### Data entries

◆ ◆ ◆

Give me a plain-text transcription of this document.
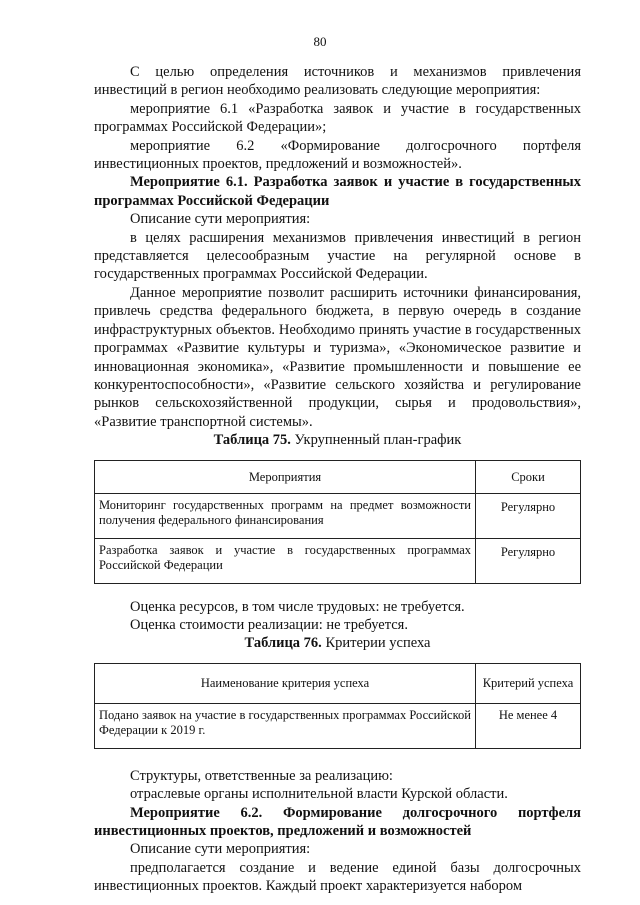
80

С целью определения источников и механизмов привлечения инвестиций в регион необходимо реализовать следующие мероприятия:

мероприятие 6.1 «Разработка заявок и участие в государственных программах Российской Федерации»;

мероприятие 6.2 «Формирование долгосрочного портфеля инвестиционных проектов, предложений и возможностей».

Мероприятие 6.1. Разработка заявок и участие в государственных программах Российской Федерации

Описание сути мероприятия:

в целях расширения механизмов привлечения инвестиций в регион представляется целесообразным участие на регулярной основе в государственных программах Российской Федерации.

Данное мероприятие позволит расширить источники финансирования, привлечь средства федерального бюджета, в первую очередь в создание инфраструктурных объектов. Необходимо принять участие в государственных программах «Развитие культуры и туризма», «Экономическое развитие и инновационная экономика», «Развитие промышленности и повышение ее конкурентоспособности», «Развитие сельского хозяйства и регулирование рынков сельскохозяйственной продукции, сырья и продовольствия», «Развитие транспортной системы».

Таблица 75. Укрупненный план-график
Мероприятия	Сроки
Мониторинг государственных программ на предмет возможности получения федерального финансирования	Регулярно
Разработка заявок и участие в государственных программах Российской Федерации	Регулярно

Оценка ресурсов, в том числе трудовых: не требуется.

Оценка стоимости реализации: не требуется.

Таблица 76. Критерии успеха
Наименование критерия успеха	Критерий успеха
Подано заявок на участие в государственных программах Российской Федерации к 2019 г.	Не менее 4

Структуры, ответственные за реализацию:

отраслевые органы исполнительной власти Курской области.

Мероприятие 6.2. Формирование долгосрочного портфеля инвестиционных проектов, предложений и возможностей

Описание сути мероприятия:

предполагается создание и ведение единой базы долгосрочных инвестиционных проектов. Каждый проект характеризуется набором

◆ ◆ ◆

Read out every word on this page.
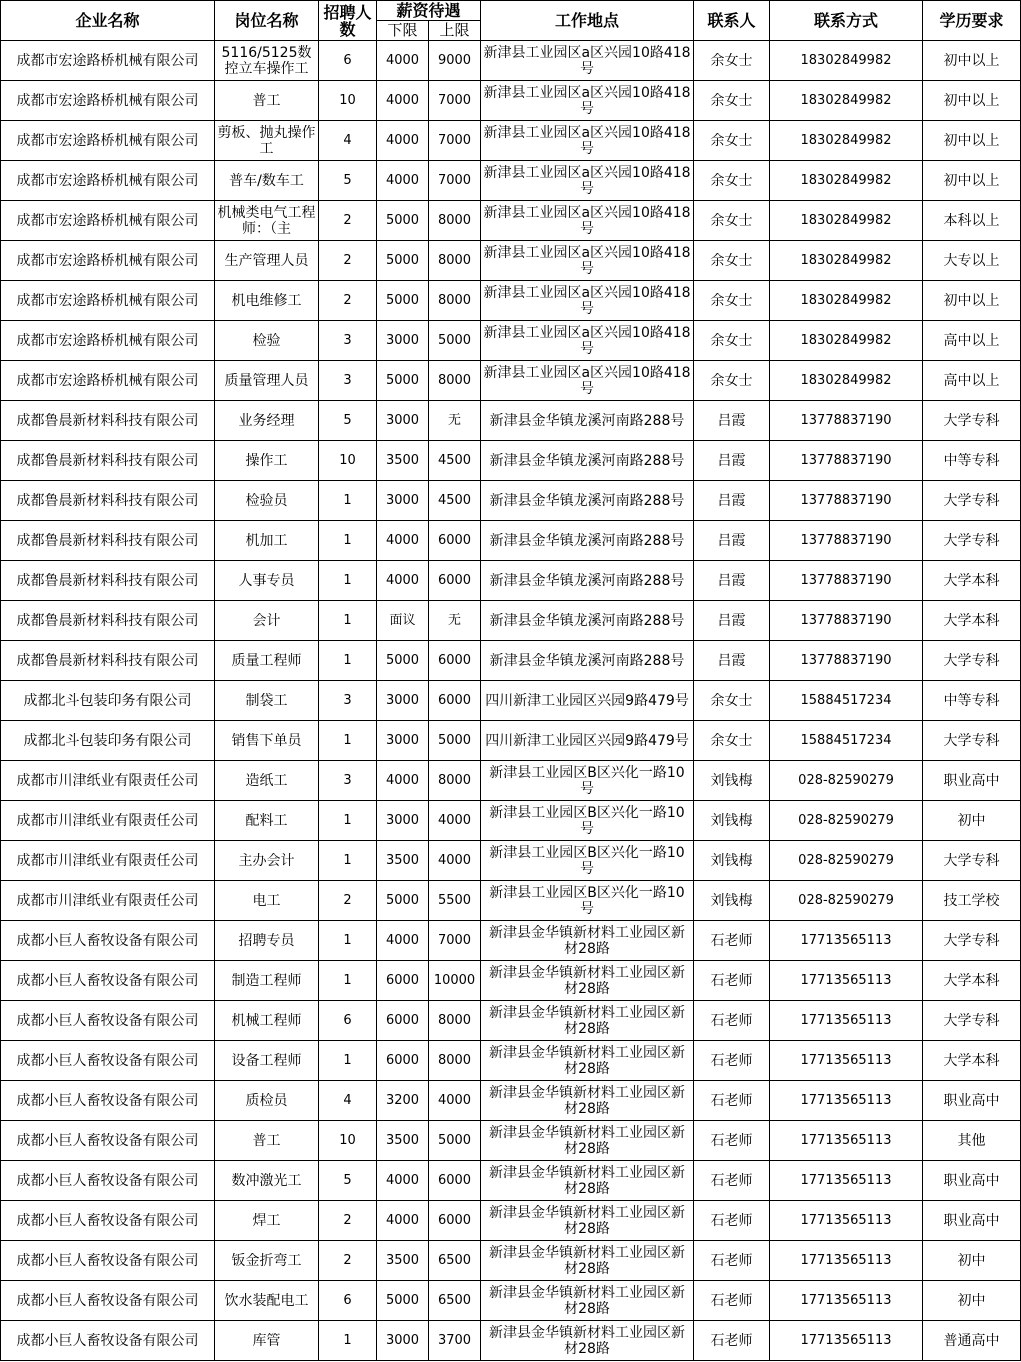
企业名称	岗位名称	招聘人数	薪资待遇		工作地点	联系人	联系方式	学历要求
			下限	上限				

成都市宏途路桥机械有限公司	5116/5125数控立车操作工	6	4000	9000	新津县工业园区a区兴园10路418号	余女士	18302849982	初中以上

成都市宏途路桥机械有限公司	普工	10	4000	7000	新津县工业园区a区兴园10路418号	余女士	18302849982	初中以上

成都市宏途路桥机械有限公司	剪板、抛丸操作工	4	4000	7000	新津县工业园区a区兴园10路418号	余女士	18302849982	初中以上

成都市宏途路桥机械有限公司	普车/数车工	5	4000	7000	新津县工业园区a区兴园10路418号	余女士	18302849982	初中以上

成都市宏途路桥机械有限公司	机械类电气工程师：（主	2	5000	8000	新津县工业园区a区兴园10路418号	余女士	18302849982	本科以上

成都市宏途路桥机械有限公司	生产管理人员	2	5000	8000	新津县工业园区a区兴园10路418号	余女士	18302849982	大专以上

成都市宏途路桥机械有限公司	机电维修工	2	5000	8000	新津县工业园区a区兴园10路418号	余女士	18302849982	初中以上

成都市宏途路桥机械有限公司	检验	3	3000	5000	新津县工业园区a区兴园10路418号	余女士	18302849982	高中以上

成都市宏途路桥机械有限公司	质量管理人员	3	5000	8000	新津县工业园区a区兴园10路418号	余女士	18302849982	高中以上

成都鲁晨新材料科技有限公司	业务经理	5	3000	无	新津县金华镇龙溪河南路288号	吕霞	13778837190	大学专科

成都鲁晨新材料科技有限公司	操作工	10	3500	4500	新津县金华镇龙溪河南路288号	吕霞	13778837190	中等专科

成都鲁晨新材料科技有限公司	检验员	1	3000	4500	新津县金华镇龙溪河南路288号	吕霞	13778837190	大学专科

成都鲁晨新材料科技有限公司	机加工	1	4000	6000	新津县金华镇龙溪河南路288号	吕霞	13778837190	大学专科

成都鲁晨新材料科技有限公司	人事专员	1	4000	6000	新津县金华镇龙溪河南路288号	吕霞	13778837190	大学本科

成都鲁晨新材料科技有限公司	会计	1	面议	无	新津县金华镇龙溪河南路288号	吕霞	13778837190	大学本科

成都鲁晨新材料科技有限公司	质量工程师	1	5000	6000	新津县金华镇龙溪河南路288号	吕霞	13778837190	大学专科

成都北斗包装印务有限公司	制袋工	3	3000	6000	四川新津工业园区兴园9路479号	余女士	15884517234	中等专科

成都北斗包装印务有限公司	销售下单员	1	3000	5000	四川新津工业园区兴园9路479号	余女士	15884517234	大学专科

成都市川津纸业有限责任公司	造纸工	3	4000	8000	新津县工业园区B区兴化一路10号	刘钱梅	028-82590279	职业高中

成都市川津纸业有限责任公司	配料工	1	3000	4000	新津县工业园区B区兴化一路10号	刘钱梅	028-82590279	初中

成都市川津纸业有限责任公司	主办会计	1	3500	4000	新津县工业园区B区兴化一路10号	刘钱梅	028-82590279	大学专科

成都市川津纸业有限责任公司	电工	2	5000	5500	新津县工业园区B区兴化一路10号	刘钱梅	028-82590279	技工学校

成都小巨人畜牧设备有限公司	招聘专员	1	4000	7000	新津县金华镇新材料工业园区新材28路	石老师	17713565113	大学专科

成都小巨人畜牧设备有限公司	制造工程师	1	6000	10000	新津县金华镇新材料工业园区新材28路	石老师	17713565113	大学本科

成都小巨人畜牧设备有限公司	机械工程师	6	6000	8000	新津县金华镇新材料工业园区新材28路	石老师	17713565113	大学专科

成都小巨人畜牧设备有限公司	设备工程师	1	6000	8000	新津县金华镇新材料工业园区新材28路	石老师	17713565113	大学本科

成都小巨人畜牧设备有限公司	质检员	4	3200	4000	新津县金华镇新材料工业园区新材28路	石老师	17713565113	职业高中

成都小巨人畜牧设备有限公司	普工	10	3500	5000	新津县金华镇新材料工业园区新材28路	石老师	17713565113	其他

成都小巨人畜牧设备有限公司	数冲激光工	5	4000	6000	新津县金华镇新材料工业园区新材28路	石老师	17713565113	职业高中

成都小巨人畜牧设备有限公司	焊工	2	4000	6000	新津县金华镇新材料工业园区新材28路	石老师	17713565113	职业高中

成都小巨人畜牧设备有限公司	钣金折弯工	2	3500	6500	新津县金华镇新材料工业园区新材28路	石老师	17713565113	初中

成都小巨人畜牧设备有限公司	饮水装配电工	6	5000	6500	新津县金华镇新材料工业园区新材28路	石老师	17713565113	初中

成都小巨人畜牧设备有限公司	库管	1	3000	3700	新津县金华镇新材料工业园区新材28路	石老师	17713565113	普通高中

◆ ◆ ◆

### WHAT THE TASK ASKS
Gather each line of the listing that holds the string "успеха".

### RESPONSE TO THE TASK
Таблица 76. Критерии успеха
Наименование критерия успеха	Критерий успеха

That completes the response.